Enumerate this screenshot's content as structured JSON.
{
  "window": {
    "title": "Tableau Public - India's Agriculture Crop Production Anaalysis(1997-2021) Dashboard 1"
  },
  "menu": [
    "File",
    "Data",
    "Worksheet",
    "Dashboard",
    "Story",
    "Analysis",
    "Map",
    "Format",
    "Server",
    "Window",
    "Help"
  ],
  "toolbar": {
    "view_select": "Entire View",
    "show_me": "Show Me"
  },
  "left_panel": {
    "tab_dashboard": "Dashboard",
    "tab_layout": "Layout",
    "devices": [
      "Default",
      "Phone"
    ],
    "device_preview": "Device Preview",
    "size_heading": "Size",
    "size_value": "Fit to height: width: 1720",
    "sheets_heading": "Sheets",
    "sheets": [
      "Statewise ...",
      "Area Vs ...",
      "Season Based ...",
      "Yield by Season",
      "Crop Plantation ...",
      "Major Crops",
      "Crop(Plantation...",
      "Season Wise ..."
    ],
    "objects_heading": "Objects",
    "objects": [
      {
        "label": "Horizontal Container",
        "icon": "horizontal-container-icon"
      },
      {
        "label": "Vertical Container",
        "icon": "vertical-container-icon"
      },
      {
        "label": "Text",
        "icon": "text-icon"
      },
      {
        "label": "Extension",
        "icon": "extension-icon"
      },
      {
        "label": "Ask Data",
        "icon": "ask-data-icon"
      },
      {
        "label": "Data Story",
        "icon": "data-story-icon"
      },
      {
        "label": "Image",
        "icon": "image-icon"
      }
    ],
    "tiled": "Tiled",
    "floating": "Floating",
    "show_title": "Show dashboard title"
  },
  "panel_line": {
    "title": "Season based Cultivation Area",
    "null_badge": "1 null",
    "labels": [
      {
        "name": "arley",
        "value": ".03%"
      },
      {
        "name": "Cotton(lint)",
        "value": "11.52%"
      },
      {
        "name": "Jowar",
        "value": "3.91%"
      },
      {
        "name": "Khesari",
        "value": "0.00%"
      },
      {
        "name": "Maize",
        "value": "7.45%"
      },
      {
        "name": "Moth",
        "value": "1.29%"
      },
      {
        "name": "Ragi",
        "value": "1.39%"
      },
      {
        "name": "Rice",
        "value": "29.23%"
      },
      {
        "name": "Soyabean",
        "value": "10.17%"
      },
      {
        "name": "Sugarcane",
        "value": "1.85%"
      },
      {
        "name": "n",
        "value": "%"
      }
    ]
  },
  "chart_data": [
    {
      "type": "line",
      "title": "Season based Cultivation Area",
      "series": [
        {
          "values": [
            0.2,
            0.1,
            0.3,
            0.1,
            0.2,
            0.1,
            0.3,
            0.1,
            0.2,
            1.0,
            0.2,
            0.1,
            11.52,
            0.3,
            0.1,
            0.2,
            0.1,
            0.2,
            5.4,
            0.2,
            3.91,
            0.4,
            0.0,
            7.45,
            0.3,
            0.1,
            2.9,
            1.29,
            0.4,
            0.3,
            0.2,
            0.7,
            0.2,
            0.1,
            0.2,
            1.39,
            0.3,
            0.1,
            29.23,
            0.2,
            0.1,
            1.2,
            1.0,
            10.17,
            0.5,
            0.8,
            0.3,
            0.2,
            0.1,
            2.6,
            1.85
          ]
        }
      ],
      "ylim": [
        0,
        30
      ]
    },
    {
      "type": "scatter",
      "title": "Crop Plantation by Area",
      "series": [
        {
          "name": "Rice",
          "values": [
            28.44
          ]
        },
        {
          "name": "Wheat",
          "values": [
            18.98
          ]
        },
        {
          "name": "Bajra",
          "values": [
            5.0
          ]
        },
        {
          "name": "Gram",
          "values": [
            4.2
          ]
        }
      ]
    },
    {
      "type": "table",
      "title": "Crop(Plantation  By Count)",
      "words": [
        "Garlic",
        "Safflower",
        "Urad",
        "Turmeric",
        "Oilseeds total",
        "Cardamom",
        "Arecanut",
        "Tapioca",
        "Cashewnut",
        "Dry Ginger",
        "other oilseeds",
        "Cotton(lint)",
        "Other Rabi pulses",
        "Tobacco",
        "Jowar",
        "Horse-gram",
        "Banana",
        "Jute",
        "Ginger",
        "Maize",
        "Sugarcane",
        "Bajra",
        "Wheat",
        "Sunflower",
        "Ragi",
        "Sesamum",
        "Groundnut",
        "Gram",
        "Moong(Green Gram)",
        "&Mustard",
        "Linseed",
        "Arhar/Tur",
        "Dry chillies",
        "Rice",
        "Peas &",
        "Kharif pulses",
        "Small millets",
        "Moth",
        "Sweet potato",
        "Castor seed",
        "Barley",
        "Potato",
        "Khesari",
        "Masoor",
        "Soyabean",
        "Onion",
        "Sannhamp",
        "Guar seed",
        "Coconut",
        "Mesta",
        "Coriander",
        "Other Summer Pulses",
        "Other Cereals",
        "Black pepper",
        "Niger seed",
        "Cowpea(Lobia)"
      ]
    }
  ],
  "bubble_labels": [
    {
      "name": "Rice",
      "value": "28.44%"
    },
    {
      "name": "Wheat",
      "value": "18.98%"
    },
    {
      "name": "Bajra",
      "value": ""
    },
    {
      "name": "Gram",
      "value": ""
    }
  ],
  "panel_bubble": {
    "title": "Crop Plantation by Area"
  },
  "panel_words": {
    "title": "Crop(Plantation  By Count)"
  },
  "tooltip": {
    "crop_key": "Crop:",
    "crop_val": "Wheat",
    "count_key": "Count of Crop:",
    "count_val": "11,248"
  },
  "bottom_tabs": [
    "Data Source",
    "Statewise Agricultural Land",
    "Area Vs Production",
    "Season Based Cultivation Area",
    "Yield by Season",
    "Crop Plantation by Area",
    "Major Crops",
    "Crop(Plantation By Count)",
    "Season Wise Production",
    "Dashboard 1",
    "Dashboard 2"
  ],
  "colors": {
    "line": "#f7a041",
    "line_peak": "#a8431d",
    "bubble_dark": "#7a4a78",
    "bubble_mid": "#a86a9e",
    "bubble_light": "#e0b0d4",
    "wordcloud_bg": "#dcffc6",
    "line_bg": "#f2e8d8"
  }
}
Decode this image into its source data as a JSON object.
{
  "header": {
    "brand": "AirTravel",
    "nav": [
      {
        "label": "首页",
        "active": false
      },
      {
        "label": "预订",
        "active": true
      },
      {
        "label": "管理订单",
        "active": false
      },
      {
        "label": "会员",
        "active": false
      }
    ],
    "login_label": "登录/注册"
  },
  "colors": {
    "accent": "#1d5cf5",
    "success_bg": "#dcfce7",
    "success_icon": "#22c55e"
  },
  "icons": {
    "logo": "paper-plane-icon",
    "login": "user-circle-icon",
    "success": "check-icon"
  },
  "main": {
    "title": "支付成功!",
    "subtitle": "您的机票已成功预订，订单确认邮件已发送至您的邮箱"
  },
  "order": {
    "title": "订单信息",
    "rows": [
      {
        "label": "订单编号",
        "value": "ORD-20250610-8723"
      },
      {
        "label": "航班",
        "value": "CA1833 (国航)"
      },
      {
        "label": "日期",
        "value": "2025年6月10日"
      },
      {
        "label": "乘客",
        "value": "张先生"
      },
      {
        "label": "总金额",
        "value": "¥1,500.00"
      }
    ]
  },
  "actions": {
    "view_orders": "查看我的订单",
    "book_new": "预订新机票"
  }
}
━━━━━━━━━━━━━━━━━━━━━━━━━━━━━━
* **TASK REQUIREMENTS**: Copy each record from above exactly, and include every line.

* **OUTPUT**:
Enumerate this screenshot's content as structured JSON.
{
  "window": {
    "title": "Tableau Public - India's Agriculture Crop Production Anaalysis(1997-2021) Dashboard 1"
  },
  "menu": [
    "File",
    "Data",
    "Worksheet",
    "Dashboard",
    "Story",
    "Analysis",
    "Map",
    "Format",
    "Server",
    "Window",
    "Help"
  ],
  "toolbar": {
    "view_select": "Entire View",
    "show_me": "Show Me"
  },
  "left_panel": {
    "tab_dashboard": "Dashboard",
    "tab_layout": "Layout",
    "devices": [
      "Default",
      "Phone"
    ],
    "device_preview": "Device Preview",
    "size_heading": "Size",
    "size_value": "Fit to height: width: 1720",
    "sheets_heading": "Sheets",
    "sheets": [
      "Statewise ...",
      "Area Vs ...",
      "Season Based ...",
      "Yield by Season",
      "Crop Plantation ...",
      "Major Crops",
      "Crop(Plantation...",
      "Season Wise ..."
    ],
    "objects_heading": "Objects",
    "objects": [
      {
        "label": "Horizontal Container",
        "icon": "horizontal-container-icon"
      },
      {
        "label": "Vertical Container",
        "icon": "vertical-container-icon"
      },
      {
        "label": "Text",
        "icon": "text-icon"
      },
      {
        "label": "Extension",
        "icon": "extension-icon"
      },
      {
        "label": "Ask Data",
        "icon": "ask-data-icon"
      },
      {
        "label": "Data Story",
        "icon": "data-story-icon"
      },
      {
        "label": "Image",
        "icon": "image-icon"
      }
    ],
    "tiled": "Tiled",
    "floating": "Floating",
    "show_title": "Show dashboard title"
  },
  "panel_line": {
    "title": "Season based Cultivation Area",
    "null_badge": "1 null",
    "labels": [
      {
        "name": "arley",
        "value": ".03%"
      },
      {
        "name": "Cotton(lint)",
        "value": "11.52%"
      },
      {
        "name": "Jowar",
        "value": "3.91%"
      },
      {
        "name": "Khesari",
        "value": "0.00%"
      },
      {
        "name": "Maize",
        "value": "7.45%"
      },
      {
        "name": "Moth",
        "value": "1.29%"
      },
      {
        "name": "Ragi",
        "value": "1.39%"
      },
      {
        "name": "Rice",
        "value": "29.23%"
      },
      {
        "name": "Soyabean",
        "value": "10.17%"
      },
      {
        "name": "Sugarcane",
        "value": "1.85%"
      },
      {
        "name": "n",
        "value": "%"
      }
    ]
  },
  "chart_data": [
    {
      "type": "line",
      "title": "Season based Cultivation Area",
      "series": [
        {
          "values": [
            0.2,
            0.1,
            0.3,
            0.1,
            0.2,
            0.1,
            0.3,
            0.1,
            0.2,
            1.0,
            0.2,
            0.1,
            11.52,
            0.3,
            0.1,
            0.2,
            0.1,
            0.2,
            5.4,
            0.2,
            3.91,
            0.4,
            0.0,
            7.45,
            0.3,
            0.1,
            2.9,
            1.29,
            0.4,
            0.3,
            0.2,
            0.7,
            0.2,
            0.1,
            0.2,
            1.39,
            0.3,
            0.1,
            29.23,
            0.2,
            0.1,
            1.2,
            1.0,
            10.17,
            0.5,
            0.8,
            0.3,
            0.2,
            0.1,
            2.6,
            1.85
          ]
        }
      ],
      "ylim": [
        0,
        30
      ]
    },
    {
      "type": "scatter",
      "title": "Crop Plantation by Area",
      "series": [
        {
          "name": "Rice",
          "values": [
            28.44
          ]
        },
        {
          "name": "Wheat",
          "values": [
            18.98
          ]
        },
        {
          "name": "Bajra",
          "values": [
            5.0
          ]
        },
        {
          "name": "Gram",
          "values": [
            4.2
          ]
        }
      ]
    },
    {
      "type": "table",
      "title": "Crop(Plantation  By Count)",
      "words": [
        "Garlic",
        "Safflower",
        "Urad",
        "Turmeric",
        "Oilseeds total",
        "Cardamom",
        "Arecanut",
        "Tapioca",
        "Cashewnut",
        "Dry Ginger",
        "other oilseeds",
        "Cotton(lint)",
        "Other Rabi pulses",
        "Tobacco",
        "Jowar",
        "Horse-gram",
        "Banana",
        "Jute",
        "Ginger",
        "Maize",
        "Sugarcane",
        "Bajra",
        "Wheat",
        "Sunflower",
        "Ragi",
        "Sesamum",
        "Groundnut",
        "Gram",
        "Moong(Green Gram)",
        "&Mustard",
        "Linseed",
        "Arhar/Tur",
        "Dry chillies",
        "Rice",
        "Peas &",
        "Kharif pulses",
        "Small millets",
        "Moth",
        "Sweet potato",
        "Castor seed",
        "Barley",
        "Potato",
        "Khesari",
        "Masoor",
        "Soyabean",
        "Onion",
        "Sannhamp",
        "Guar seed",
        "Coconut",
        "Mesta",
        "Coriander",
        "Other Summer Pulses",
        "Other Cereals",
        "Black pepper",
        "Niger seed",
        "Cowpea(Lobia)"
      ]
    }
  ],
  "bubble_labels": [
    {
      "name": "Rice",
      "value": "28.44%"
    },
    {
      "name": "Wheat",
      "value": "18.98%"
    },
    {
      "name": "Bajra",
      "value": ""
    },
    {
      "name": "Gram",
      "value": ""
    }
  ],
  "panel_bubble": {
    "title": "Crop Plantation by Area"
  },
  "panel_words": {
    "title": "Crop(Plantation  By Count)"
  },
  "tooltip": {
    "crop_key": "Crop:",
    "crop_val": "Wheat",
    "count_key": "Count of Crop:",
    "count_val": "11,248"
  },
  "bottom_tabs": [
    "Data Source",
    "Statewise Agricultural Land",
    "Area Vs Production",
    "Season Based Cultivation Area",
    "Yield by Season",
    "Crop Plantation by Area",
    "Major Crops",
    "Crop(Plantation By Count)",
    "Season Wise Production",
    "Dashboard 1",
    "Dashboard 2"
  ],
  "colors": {
    "line": "#f7a041",
    "line_peak": "#a8431d",
    "bubble_dark": "#7a4a78",
    "bubble_mid": "#a86a9e",
    "bubble_light": "#e0b0d4",
    "wordcloud_bg": "#dcffc6",
    "line_bg": "#f2e8d8"
  }
}
Decode this image into its source data as a JSON object.
{
  "header": {
    "brand": "AirTravel",
    "nav": [
      {
        "label": "首页",
        "active": false
      },
      {
        "label": "预订",
        "active": true
      },
      {
        "label": "管理订单",
        "active": false
      },
      {
        "label": "会员",
        "active": false
      }
    ],
    "login_label": "登录/注册"
  },
  "colors": {
    "accent": "#1d5cf5",
    "success_bg": "#dcfce7",
    "success_icon": "#22c55e"
  },
  "icons": {
    "logo": "paper-plane-icon",
    "login": "user-circle-icon",
    "success": "check-icon"
  },
  "main": {
    "title": "支付成功!",
    "subtitle": "您的机票已成功预订，订单确认邮件已发送至您的邮箱"
  },
  "order": {
    "title": "订单信息",
    "rows": [
      {
        "label": "订单编号",
        "value": "ORD-20250610-8723"
      },
      {
        "label": "航班",
        "value": "CA1833 (国航)"
      },
      {
        "label": "日期",
        "value": "2025年6月10日"
      },
      {
        "label": "乘客",
        "value": "张先生"
      },
      {
        "label": "总金额",
        "value": "¥1,500.00"
      }
    ]
  },
  "actions": {
    "view_orders": "查看我的订单",
    "book_new": "预订新机票"
  }
}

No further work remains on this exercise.